EXERCISE OBJECTIVE:
In the entries that follow, count each line containing "beige" and state the total, nothing more.
---
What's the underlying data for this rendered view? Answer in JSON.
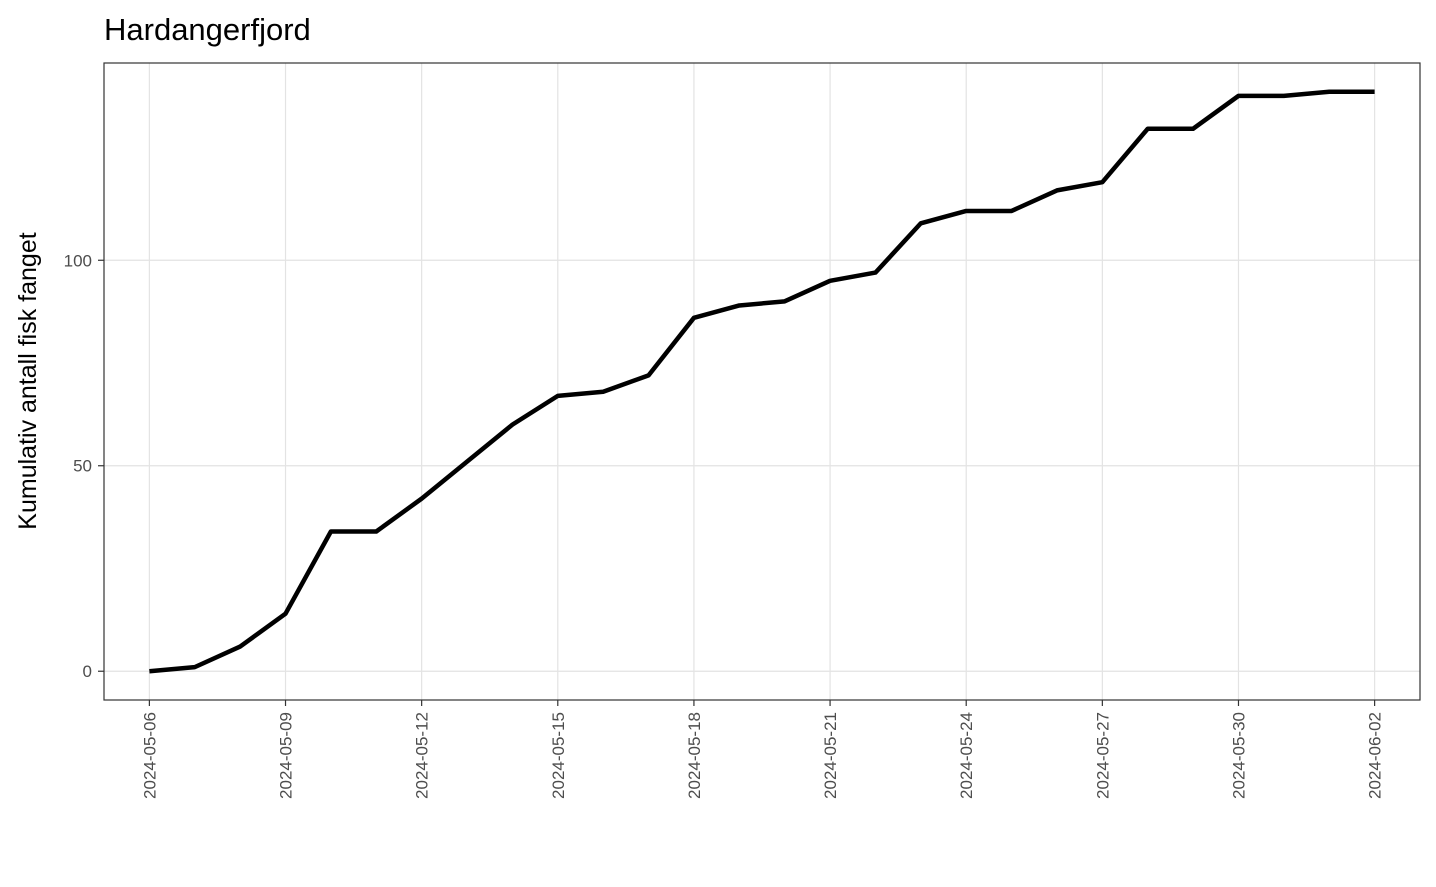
{
  "chart_data": {
    "type": "line",
    "title": "Hardangerfjord",
    "y_label": "Kumulativ antall fisk fanget",
    "x": [
      "2024-05-06",
      "2024-05-07",
      "2024-05-08",
      "2024-05-09",
      "2024-05-10",
      "2024-05-11",
      "2024-05-12",
      "2024-05-13",
      "2024-05-14",
      "2024-05-15",
      "2024-05-16",
      "2024-05-17",
      "2024-05-18",
      "2024-05-19",
      "2024-05-20",
      "2024-05-21",
      "2024-05-22",
      "2024-05-23",
      "2024-05-24",
      "2024-05-25",
      "2024-05-26",
      "2024-05-27",
      "2024-05-28",
      "2024-05-29",
      "2024-05-30",
      "2024-05-31",
      "2024-06-01",
      "2024-06-02"
    ],
    "values": [
      0,
      1,
      6,
      14,
      34,
      34,
      42,
      51,
      60,
      67,
      68,
      72,
      86,
      89,
      90,
      95,
      97,
      109,
      112,
      112,
      117,
      119,
      132,
      132,
      140,
      140,
      141,
      141
    ],
    "color": "#000000",
    "xlim": [
      "2024-05-05",
      "2024-06-03"
    ],
    "xticks": [
      "2024-05-06",
      "2024-05-09",
      "2024-05-12",
      "2024-05-15",
      "2024-05-18",
      "2024-05-21",
      "2024-05-24",
      "2024-05-27",
      "2024-05-30",
      "2024-06-02"
    ],
    "ylim": [
      -7,
      148
    ],
    "yticks": [
      0,
      50,
      100
    ],
    "grid": true
  }
}
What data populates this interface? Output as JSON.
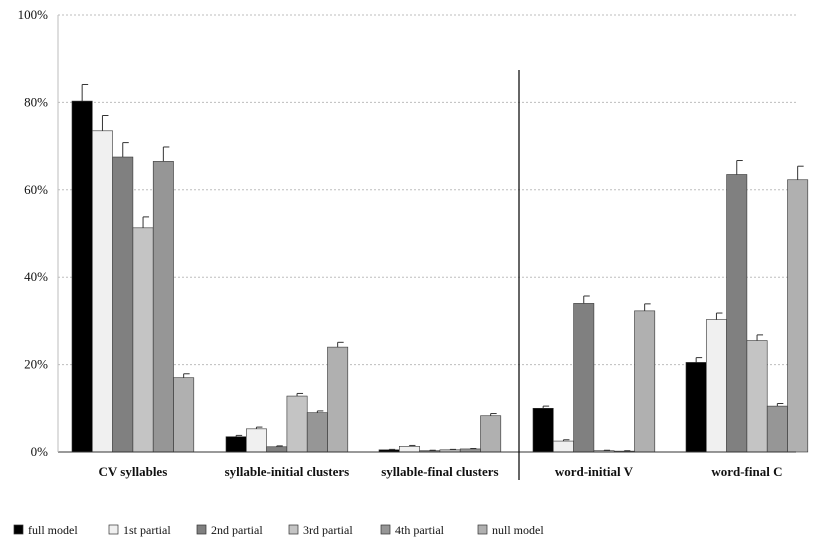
{
  "chart_data": {
    "type": "bar",
    "title": "",
    "xlabel": "",
    "ylabel": "",
    "ylim": [
      0,
      100
    ],
    "y_ticks": [
      "0%",
      "20%",
      "40%",
      "60%",
      "80%",
      "100%"
    ],
    "y_tick_values": [
      0,
      20,
      40,
      60,
      80,
      100
    ],
    "grid": "horizontal dashed",
    "legend_position": "bottom",
    "categories": [
      "CV syllables",
      "syllable-initial clusters",
      "syllable-final clusters",
      "word-initial V",
      "word-final C"
    ],
    "series": [
      {
        "name": "full model",
        "color": "#000000",
        "values": [
          80.3,
          3.5,
          0.5,
          10.0,
          20.5
        ],
        "errors": [
          3.8,
          0.3,
          0.1,
          0.5,
          1.1
        ]
      },
      {
        "name": "1st partial",
        "color": "#f0f0f0",
        "values": [
          73.5,
          5.3,
          1.3,
          2.5,
          30.3
        ],
        "errors": [
          3.5,
          0.4,
          0.2,
          0.3,
          1.5
        ]
      },
      {
        "name": "2nd partial",
        "color": "#808080",
        "values": [
          67.5,
          1.2,
          0.3,
          34.0,
          63.5
        ],
        "errors": [
          3.3,
          0.2,
          0.1,
          1.7,
          3.2
        ]
      },
      {
        "name": "3rd partial",
        "color": "#c4c4c4",
        "values": [
          51.3,
          12.8,
          0.5,
          0.3,
          25.5
        ],
        "errors": [
          2.5,
          0.6,
          0.1,
          0.1,
          1.3
        ]
      },
      {
        "name": "4th partial",
        "color": "#969696",
        "values": [
          66.5,
          9.0,
          0.7,
          0.2,
          10.5
        ],
        "errors": [
          3.3,
          0.4,
          0.1,
          0.1,
          0.6
        ]
      },
      {
        "name": "null model",
        "color": "#b0b0b0",
        "values": [
          17.0,
          24.0,
          8.3,
          32.3,
          62.3
        ],
        "errors": [
          0.9,
          1.1,
          0.5,
          1.6,
          3.1
        ]
      }
    ],
    "divider_after_category": 2
  }
}
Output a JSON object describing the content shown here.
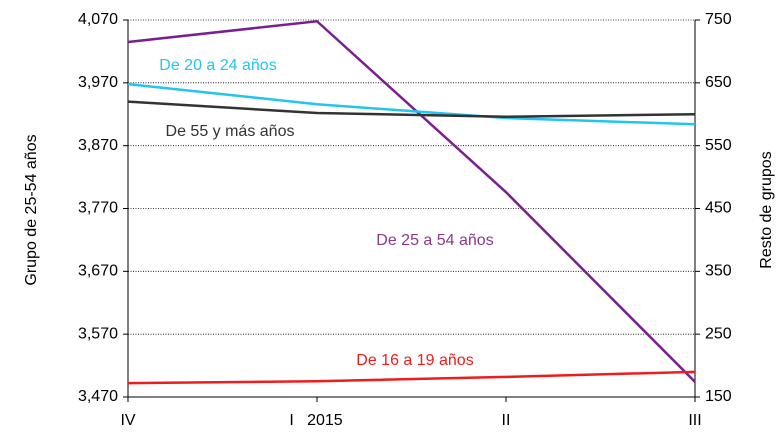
{
  "chart_data": {
    "type": "line",
    "y_label": "Grupo de 25-54 años",
    "y2_label": "Resto de grupos",
    "categories": [
      "IV",
      "I   2015",
      "II",
      "III"
    ],
    "ylim": [
      3470,
      4070
    ],
    "yticks": [
      {
        "value": 3470,
        "label": "3,470"
      },
      {
        "value": 3570,
        "label": "3,570"
      },
      {
        "value": 3670,
        "label": "3,670"
      },
      {
        "value": 3770,
        "label": "3,770"
      },
      {
        "value": 3870,
        "label": "3,870"
      },
      {
        "value": 3970,
        "label": "3,970"
      },
      {
        "value": 4070,
        "label": "4,070"
      }
    ],
    "y2lim": [
      150,
      750
    ],
    "y2ticks": [
      150,
      250,
      350,
      450,
      550,
      650,
      750
    ],
    "grid": true,
    "series": [
      {
        "name": "De 25 a 54 años",
        "color": "#7b1f8f",
        "label_color": "#8a3a86",
        "values": [
          4035,
          4068,
          3796,
          3494
        ]
      },
      {
        "name": "De 20 a 24 años",
        "color": "#22c5ee",
        "axis": "y2",
        "values": [
          648,
          616,
          594,
          584
        ]
      },
      {
        "name": "De 55 y más años",
        "color": "#333333",
        "axis": "y2",
        "values": [
          620,
          602,
          596,
          600
        ]
      },
      {
        "name": "De 16 a 19 años",
        "color": "#ee1c1c",
        "axis": "y2",
        "values": [
          172,
          175,
          182,
          190
        ]
      }
    ]
  }
}
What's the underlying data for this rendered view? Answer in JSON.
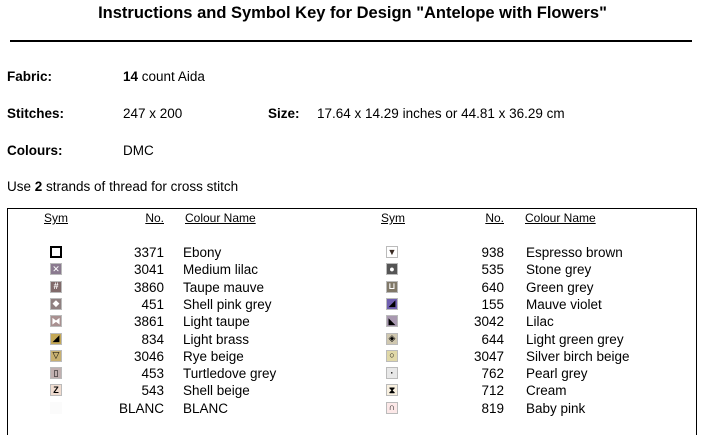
{
  "title": "Instructions and Symbol Key for Design \"Antelope with Flowers\"",
  "fabric": {
    "label": "Fabric:",
    "count": "14",
    "suffix": " count Aida"
  },
  "stitches": {
    "label": "Stitches:",
    "value": "247 x 200"
  },
  "size": {
    "label": "Size:",
    "value": "17.64 x 14.29 inches or 44.81 x 36.29 cm"
  },
  "colours": {
    "label": "Colours:",
    "value": "DMC"
  },
  "instruction": {
    "prefix": "Use ",
    "count": "2",
    "suffix": " strands of thread for cross stitch"
  },
  "headers": {
    "sym": "Sym",
    "no": "No.",
    "name": "Colour Name"
  },
  "left": [
    {
      "no": "3371",
      "name": "Ebony",
      "bg": "#ffffff",
      "glyph": "",
      "glyph_color": "#000000",
      "shape": "open-square"
    },
    {
      "no": "3041",
      "name": "Medium lilac",
      "bg": "#8a7a8f",
      "glyph": "✕",
      "glyph_color": "#ffffff",
      "shape": "x"
    },
    {
      "no": "3860",
      "name": "Taupe mauve",
      "bg": "#806a6a",
      "glyph": "#",
      "glyph_color": "#ffffff",
      "shape": "hash"
    },
    {
      "no": "451",
      "name": "Shell pink grey",
      "bg": "#8f8080",
      "glyph": "◆",
      "glyph_color": "#ffffff",
      "shape": "diamond"
    },
    {
      "no": "3861",
      "name": "Light taupe",
      "bg": "#a89090",
      "glyph": "⧓",
      "glyph_color": "#ffffff",
      "shape": "bowtie"
    },
    {
      "no": "834",
      "name": "Light brass",
      "bg": "#c4a857",
      "glyph": "◢",
      "glyph_color": "#000000",
      "shape": "triangle"
    },
    {
      "no": "3046",
      "name": "Rye beige",
      "bg": "#c8b070",
      "glyph": "▽",
      "glyph_color": "#000000",
      "shape": "down-triangle"
    },
    {
      "no": "453",
      "name": "Turtledove grey",
      "bg": "#c0b0b0",
      "glyph": "▯",
      "glyph_color": "#000000",
      "shape": "rect"
    },
    {
      "no": "543",
      "name": "Shell beige",
      "bg": "#f0dcd0",
      "glyph": "Z",
      "glyph_color": "#000000",
      "shape": "z"
    },
    {
      "no": "BLANC",
      "name": "BLANC",
      "bg": "#fbfbfb",
      "glyph": "",
      "glyph_color": "#000000",
      "shape": "blank"
    }
  ],
  "right": [
    {
      "no": "938",
      "name": "Espresso brown",
      "bg": "#ffffff",
      "glyph": "▼",
      "glyph_color": "#3a2a22",
      "shape": "down-triangle"
    },
    {
      "no": "535",
      "name": "Stone grey",
      "bg": "#555555",
      "glyph": "●",
      "glyph_color": "#ffffff",
      "shape": "circle"
    },
    {
      "no": "640",
      "name": "Green grey",
      "bg": "#807868",
      "glyph": "⊔",
      "glyph_color": "#ffffff",
      "shape": "cup"
    },
    {
      "no": "155",
      "name": "Mauve violet",
      "bg": "#7060b0",
      "glyph": "◢",
      "glyph_color": "#000000",
      "shape": "triangle"
    },
    {
      "no": "3042",
      "name": "Lilac",
      "bg": "#a898b0",
      "glyph": "◣",
      "glyph_color": "#000000",
      "shape": "triangle"
    },
    {
      "no": "644",
      "name": "Light green grey",
      "bg": "#d0c8b0",
      "glyph": "◈",
      "glyph_color": "#000000",
      "shape": "diamond"
    },
    {
      "no": "3047",
      "name": "Silver birch beige",
      "bg": "#e0d8a8",
      "glyph": "○",
      "glyph_color": "#000000",
      "shape": "circle"
    },
    {
      "no": "762",
      "name": "Pearl grey",
      "bg": "#e8e8e8",
      "glyph": "·",
      "glyph_color": "#000000",
      "shape": "dot"
    },
    {
      "no": "712",
      "name": "Cream",
      "bg": "#f8f0e0",
      "glyph": "⧗",
      "glyph_color": "#000000",
      "shape": "hourglass"
    },
    {
      "no": "819",
      "name": "Baby pink",
      "bg": "#fce8e8",
      "glyph": "∩",
      "glyph_color": "#000000",
      "shape": "arch"
    }
  ]
}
---
IN RESPONSE:
3